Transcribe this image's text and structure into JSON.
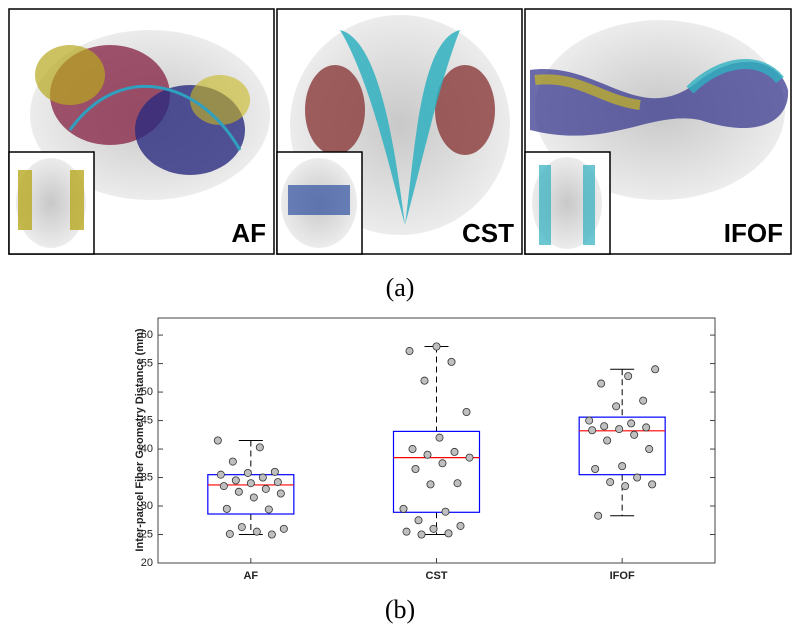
{
  "panel_a": {
    "images": [
      {
        "label": "AF"
      },
      {
        "label": "CST"
      },
      {
        "label": "IFOF"
      }
    ],
    "caption": "(a)"
  },
  "chart_data": {
    "type": "box",
    "y_label": "Inter-parcel Fiber Geometry Distance (mm)",
    "categories": [
      "AF",
      "CST",
      "IFOF"
    ],
    "box_color": "#0000ff",
    "median_color": "#ff0000",
    "point_color": "#bfbfbf",
    "ylim": [
      20,
      63
    ],
    "yticks": [
      20,
      25,
      30,
      35,
      40,
      45,
      50,
      55,
      60
    ],
    "boxes": [
      {
        "min": 25,
        "q1": 28.6,
        "median": 33.7,
        "q3": 35.5,
        "max": 41.5,
        "points": [
          41.5,
          40.3,
          37.8,
          36,
          35.8,
          35.5,
          35,
          34.5,
          34.2,
          34,
          33.5,
          33,
          32.5,
          32.2,
          31.5,
          29.5,
          29.4,
          26.3,
          26,
          25.5,
          25.1,
          25
        ]
      },
      {
        "min": 25,
        "q1": 28.9,
        "median": 38.5,
        "q3": 43.1,
        "max": 58,
        "points": [
          58,
          57.2,
          55.3,
          52,
          46.5,
          42,
          40,
          39.5,
          39,
          38.5,
          37.5,
          36.5,
          34,
          33.8,
          29.5,
          29,
          27.5,
          26.5,
          26,
          25.5,
          25.2,
          25
        ]
      },
      {
        "min": 28.3,
        "q1": 35.5,
        "median": 43.2,
        "q3": 45.6,
        "max": 54,
        "points": [
          54,
          52.8,
          51.5,
          48.5,
          47.5,
          45,
          44.5,
          44,
          43.8,
          43.5,
          43.3,
          42.5,
          41.5,
          40,
          37,
          36.5,
          35,
          34.2,
          33.8,
          33.5,
          28.3
        ]
      }
    ]
  },
  "panel_b_caption": "(b)"
}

EXERCISE REQUIREMENTS: Return each line from the material above exactly, but not the pictures.

TASK OUTPUT:
Transcribe this image's text and structure into JSON.
{
  "panel_a": {
    "images": [
      {
        "label": "AF"
      },
      {
        "label": "CST"
      },
      {
        "label": "IFOF"
      }
    ],
    "caption": "(a)"
  },
  "chart_data": {
    "type": "box",
    "y_label": "Inter-parcel Fiber Geometry Distance (mm)",
    "categories": [
      "AF",
      "CST",
      "IFOF"
    ],
    "box_color": "#0000ff",
    "median_color": "#ff0000",
    "point_color": "#bfbfbf",
    "ylim": [
      20,
      63
    ],
    "yticks": [
      20,
      25,
      30,
      35,
      40,
      45,
      50,
      55,
      60
    ],
    "boxes": [
      {
        "min": 25,
        "q1": 28.6,
        "median": 33.7,
        "q3": 35.5,
        "max": 41.5,
        "points": [
          41.5,
          40.3,
          37.8,
          36,
          35.8,
          35.5,
          35,
          34.5,
          34.2,
          34,
          33.5,
          33,
          32.5,
          32.2,
          31.5,
          29.5,
          29.4,
          26.3,
          26,
          25.5,
          25.1,
          25
        ]
      },
      {
        "min": 25,
        "q1": 28.9,
        "median": 38.5,
        "q3": 43.1,
        "max": 58,
        "points": [
          58,
          57.2,
          55.3,
          52,
          46.5,
          42,
          40,
          39.5,
          39,
          38.5,
          37.5,
          36.5,
          34,
          33.8,
          29.5,
          29,
          27.5,
          26.5,
          26,
          25.5,
          25.2,
          25
        ]
      },
      {
        "min": 28.3,
        "q1": 35.5,
        "median": 43.2,
        "q3": 45.6,
        "max": 54,
        "points": [
          54,
          52.8,
          51.5,
          48.5,
          47.5,
          45,
          44.5,
          44,
          43.8,
          43.5,
          43.3,
          42.5,
          41.5,
          40,
          37,
          36.5,
          35,
          34.2,
          33.8,
          33.5,
          28.3
        ]
      }
    ]
  },
  "panel_b_caption": "(b)"
}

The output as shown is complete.